Instructions to follow
Leaving the pictures aside, transcribe every line below exactly.

___

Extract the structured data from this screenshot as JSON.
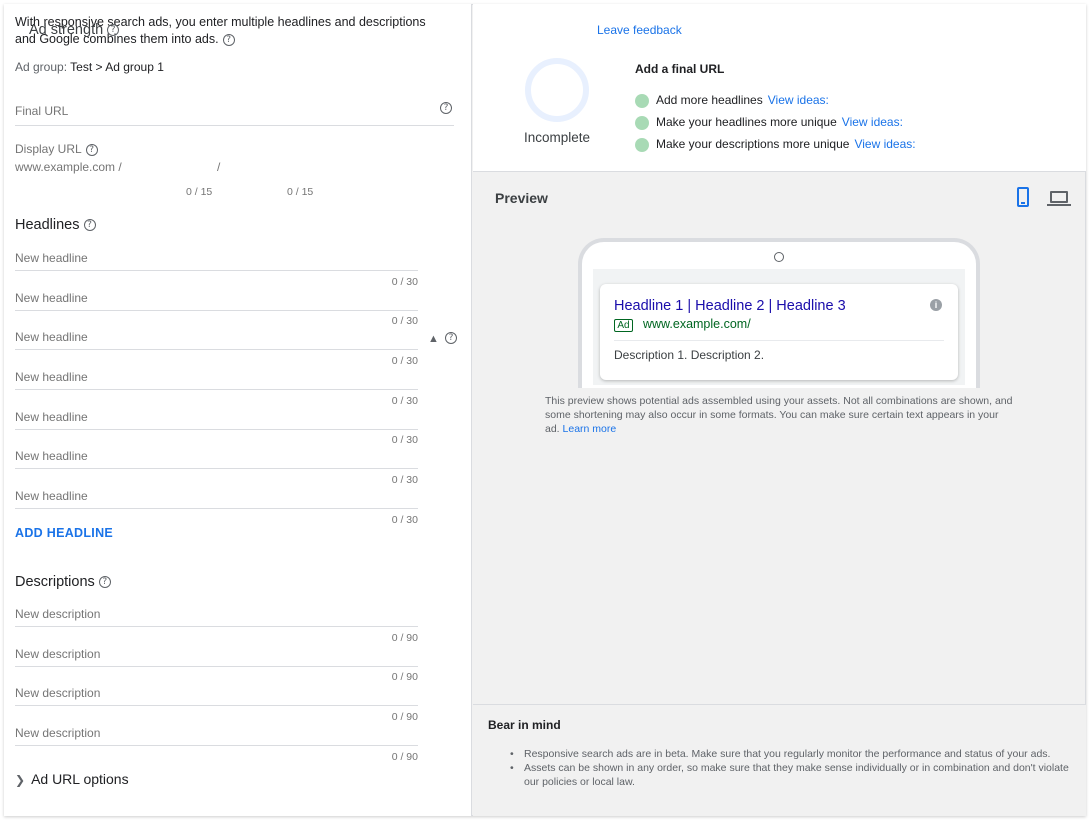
{
  "intro": {
    "text": "With responsive search ads, you enter multiple headlines and descriptions and Google combines them into ads."
  },
  "adgroup": {
    "label": "Ad group:",
    "value": "Test > Ad group 1"
  },
  "final_url": {
    "placeholder": "Final URL"
  },
  "display_url": {
    "label": "Display URL",
    "domain": "www.example.com /",
    "slash": "/",
    "path1_count": "0 / 15",
    "path2_count": "0 / 15"
  },
  "headlines": {
    "title": "Headlines",
    "items": [
      {
        "placeholder": "New headline",
        "count": "0 / 30"
      },
      {
        "placeholder": "New headline",
        "count": "0 / 30"
      },
      {
        "placeholder": "New headline",
        "count": "0 / 30"
      },
      {
        "placeholder": "New headline",
        "count": "0 / 30"
      },
      {
        "placeholder": "New headline",
        "count": "0 / 30"
      },
      {
        "placeholder": "New headline",
        "count": "0 / 30"
      },
      {
        "placeholder": "New headline",
        "count": "0 / 30"
      }
    ],
    "add_label": "ADD HEADLINE"
  },
  "descriptions": {
    "title": "Descriptions",
    "items": [
      {
        "placeholder": "New description",
        "count": "0 / 90"
      },
      {
        "placeholder": "New description",
        "count": "0 / 90"
      },
      {
        "placeholder": "New description",
        "count": "0 / 90"
      },
      {
        "placeholder": "New description",
        "count": "0 / 90"
      }
    ]
  },
  "url_options": {
    "label": "Ad URL options"
  },
  "ad_strength": {
    "title": "Ad strength",
    "feedback_link": "Leave feedback",
    "status": "Incomplete",
    "tips_title": "Add a final URL",
    "tips": [
      {
        "text": "Add more headlines",
        "link": "View ideas:"
      },
      {
        "text": "Make your headlines more unique",
        "link": "View ideas:"
      },
      {
        "text": "Make your descriptions more unique",
        "link": "View ideas:"
      }
    ]
  },
  "preview": {
    "title": "Preview",
    "ad_headline": "Headline 1 | Headline 2 | Headline 3",
    "ad_badge": "Ad",
    "ad_url": "www.example.com/",
    "ad_description": "Description 1. Description 2.",
    "note": "This preview shows potential ads assembled using your assets. Not all combinations are shown, and some shortening may also occur in some formats. You can make sure certain text appears in your ad.",
    "learn_more": "Learn more"
  },
  "bear_in_mind": {
    "title": "Bear in mind",
    "items": [
      "Responsive search ads are in beta. Make sure that you regularly monitor the performance and status of your ads.",
      "Assets can be shown in any order, so make sure that they make sense individually or in combination and don't violate our policies or local law."
    ]
  },
  "colors": {
    "accent": "#1a73e8",
    "ad_link": "#1a0dab",
    "ad_url": "#006621",
    "strength_dot": "#a8dab5"
  }
}
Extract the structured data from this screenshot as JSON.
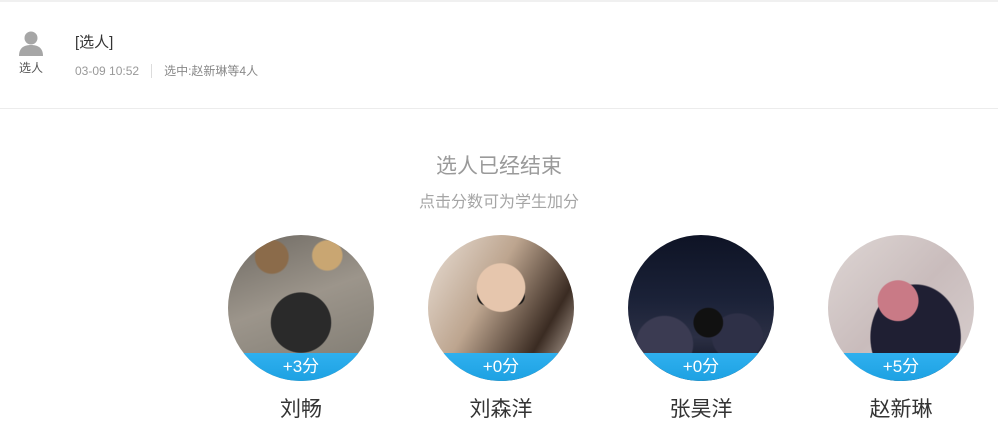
{
  "activity": {
    "icon_name": "person-icon",
    "icon_label": "选人",
    "title": "[选人]",
    "time": "03-09 10:52",
    "selected_label": "选中:",
    "selected_value": "赵新琳等4人"
  },
  "result": {
    "title": "选人已经结束",
    "subtitle": "点击分数可为学生加分"
  },
  "students": [
    {
      "name": "刘畅",
      "score": "+3分"
    },
    {
      "name": "刘森洋",
      "score": "+0分"
    },
    {
      "name": "张昊洋",
      "score": "+0分"
    },
    {
      "name": "赵新琳",
      "score": "+5分"
    }
  ],
  "colors": {
    "score_bar": "#1da1e2",
    "muted_text": "#9a9a9a"
  }
}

___

Output of the exercise
Extract the structured data from this screenshot as JSON.
{
  "intro": {
    "text": "With responsive search ads, you enter multiple headlines and descriptions and Google combines them into ads."
  },
  "adgroup": {
    "label": "Ad group:",
    "value": "Test > Ad group 1"
  },
  "final_url": {
    "placeholder": "Final URL"
  },
  "display_url": {
    "label": "Display URL",
    "domain": "www.example.com /",
    "slash": "/",
    "path1_count": "0 / 15",
    "path2_count": "0 / 15"
  },
  "headlines": {
    "title": "Headlines",
    "items": [
      {
        "placeholder": "New headline",
        "count": "0 / 30"
      },
      {
        "placeholder": "New headline",
        "count": "0 / 30"
      },
      {
        "placeholder": "New headline",
        "count": "0 / 30"
      },
      {
        "placeholder": "New headline",
        "count": "0 / 30"
      },
      {
        "placeholder": "New headline",
        "count": "0 / 30"
      },
      {
        "placeholder": "New headline",
        "count": "0 / 30"
      },
      {
        "placeholder": "New headline",
        "count": "0 / 30"
      }
    ],
    "add_label": "ADD HEADLINE"
  },
  "descriptions": {
    "title": "Descriptions",
    "items": [
      {
        "placeholder": "New description",
        "count": "0 / 90"
      },
      {
        "placeholder": "New description",
        "count": "0 / 90"
      },
      {
        "placeholder": "New description",
        "count": "0 / 90"
      },
      {
        "placeholder": "New description",
        "count": "0 / 90"
      }
    ]
  },
  "url_options": {
    "label": "Ad URL options"
  },
  "ad_strength": {
    "title": "Ad strength",
    "feedback_link": "Leave feedback",
    "status": "Incomplete",
    "tips_title": "Add a final URL",
    "tips": [
      {
        "text": "Add more headlines",
        "link": "View ideas:"
      },
      {
        "text": "Make your headlines more unique",
        "link": "View ideas:"
      },
      {
        "text": "Make your descriptions more unique",
        "link": "View ideas:"
      }
    ]
  },
  "preview": {
    "title": "Preview",
    "ad_headline": "Headline 1 | Headline 2 | Headline 3",
    "ad_badge": "Ad",
    "ad_url": "www.example.com/",
    "ad_description": "Description 1. Description 2.",
    "note": "This preview shows potential ads assembled using your assets. Not all combinations are shown, and some shortening may also occur in some formats. You can make sure certain text appears in your ad.",
    "learn_more": "Learn more"
  },
  "bear_in_mind": {
    "title": "Bear in mind",
    "items": [
      "Responsive search ads are in beta. Make sure that you regularly monitor the performance and status of your ads.",
      "Assets can be shown in any order, so make sure that they make sense individually or in combination and don't violate our policies or local law."
    ]
  },
  "colors": {
    "accent": "#1a73e8",
    "ad_link": "#1a0dab",
    "ad_url": "#006621",
    "strength_dot": "#a8dab5"
  }
}
Extract the structured data from this screenshot as JSON.
{
  "activity": {
    "icon_name": "person-icon",
    "icon_label": "选人",
    "title": "[选人]",
    "time": "03-09 10:52",
    "selected_label": "选中:",
    "selected_value": "赵新琳等4人"
  },
  "result": {
    "title": "选人已经结束",
    "subtitle": "点击分数可为学生加分"
  },
  "students": [
    {
      "name": "刘畅",
      "score": "+3分"
    },
    {
      "name": "刘森洋",
      "score": "+0分"
    },
    {
      "name": "张昊洋",
      "score": "+0分"
    },
    {
      "name": "赵新琳",
      "score": "+5分"
    }
  ],
  "colors": {
    "score_bar": "#1da1e2",
    "muted_text": "#9a9a9a"
  }
}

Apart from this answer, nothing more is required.